→ **Aim of the exercise**: Skip every line before the one containing "Serialize everything readable", then copy that line and the rest of the entries below exactly, through the last line.

→ **Given information**:
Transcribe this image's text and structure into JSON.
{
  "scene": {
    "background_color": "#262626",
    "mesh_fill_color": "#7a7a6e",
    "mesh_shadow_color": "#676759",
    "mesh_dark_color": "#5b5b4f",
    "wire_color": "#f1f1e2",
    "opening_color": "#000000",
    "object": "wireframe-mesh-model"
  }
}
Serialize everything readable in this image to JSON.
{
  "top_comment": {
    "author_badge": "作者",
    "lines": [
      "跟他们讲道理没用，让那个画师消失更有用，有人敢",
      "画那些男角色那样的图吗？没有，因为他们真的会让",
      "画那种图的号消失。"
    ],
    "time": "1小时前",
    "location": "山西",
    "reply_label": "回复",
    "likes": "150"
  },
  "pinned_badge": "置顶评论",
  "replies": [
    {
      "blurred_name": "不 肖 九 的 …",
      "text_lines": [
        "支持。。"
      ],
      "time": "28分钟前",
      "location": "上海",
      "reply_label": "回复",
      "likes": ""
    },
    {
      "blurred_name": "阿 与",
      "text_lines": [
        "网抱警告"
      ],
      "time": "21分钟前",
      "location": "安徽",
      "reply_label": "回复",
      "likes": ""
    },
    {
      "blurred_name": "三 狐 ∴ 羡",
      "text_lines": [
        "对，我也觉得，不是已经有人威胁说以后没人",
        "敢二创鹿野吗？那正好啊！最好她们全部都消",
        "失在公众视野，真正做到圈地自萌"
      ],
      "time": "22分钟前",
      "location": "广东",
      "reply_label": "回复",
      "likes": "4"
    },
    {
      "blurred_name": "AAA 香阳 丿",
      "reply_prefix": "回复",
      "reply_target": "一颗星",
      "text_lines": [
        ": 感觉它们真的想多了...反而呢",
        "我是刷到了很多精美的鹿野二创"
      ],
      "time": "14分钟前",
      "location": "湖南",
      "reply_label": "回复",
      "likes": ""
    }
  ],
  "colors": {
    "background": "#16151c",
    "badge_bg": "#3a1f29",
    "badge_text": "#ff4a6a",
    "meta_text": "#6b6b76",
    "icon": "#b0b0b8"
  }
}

→ **Answer below**:
Serialize everything readable in this image to JSON.
{
  "top_comment": {
    "author_badge": "作者",
    "lines": [
      "跟他们讲道理没用，让那个画师消失更有用，有人敢",
      "画那些男角色那样的图吗？没有，因为他们真的会让",
      "画那种图的号消失。"
    ],
    "time": "1小时前",
    "location": "山西",
    "reply_label": "回复",
    "likes": "150"
  },
  "pinned_badge": "置顶评论",
  "replies": [
    {
      "blurred_name": "不 肖 九 的 …",
      "text_lines": [
        "支持。。"
      ],
      "time": "28分钟前",
      "location": "上海",
      "reply_label": "回复",
      "likes": ""
    },
    {
      "blurred_name": "阿 与",
      "text_lines": [
        "网抱警告"
      ],
      "time": "21分钟前",
      "location": "安徽",
      "reply_label": "回复",
      "likes": ""
    },
    {
      "blurred_name": "三 狐 ∴ 羡",
      "text_lines": [
        "对，我也觉得，不是已经有人威胁说以后没人",
        "敢二创鹿野吗？那正好啊！最好她们全部都消",
        "失在公众视野，真正做到圈地自萌"
      ],
      "time": "22分钟前",
      "location": "广东",
      "reply_label": "回复",
      "likes": "4"
    },
    {
      "blurred_name": "AAA 香阳 丿",
      "reply_prefix": "回复",
      "reply_target": "一颗星",
      "text_lines": [
        ": 感觉它们真的想多了...反而呢",
        "我是刷到了很多精美的鹿野二创"
      ],
      "time": "14分钟前",
      "location": "湖南",
      "reply_label": "回复",
      "likes": ""
    }
  ],
  "colors": {
    "background": "#16151c",
    "badge_bg": "#3a1f29",
    "badge_text": "#ff4a6a",
    "meta_text": "#6b6b76",
    "icon": "#b0b0b8"
  }
}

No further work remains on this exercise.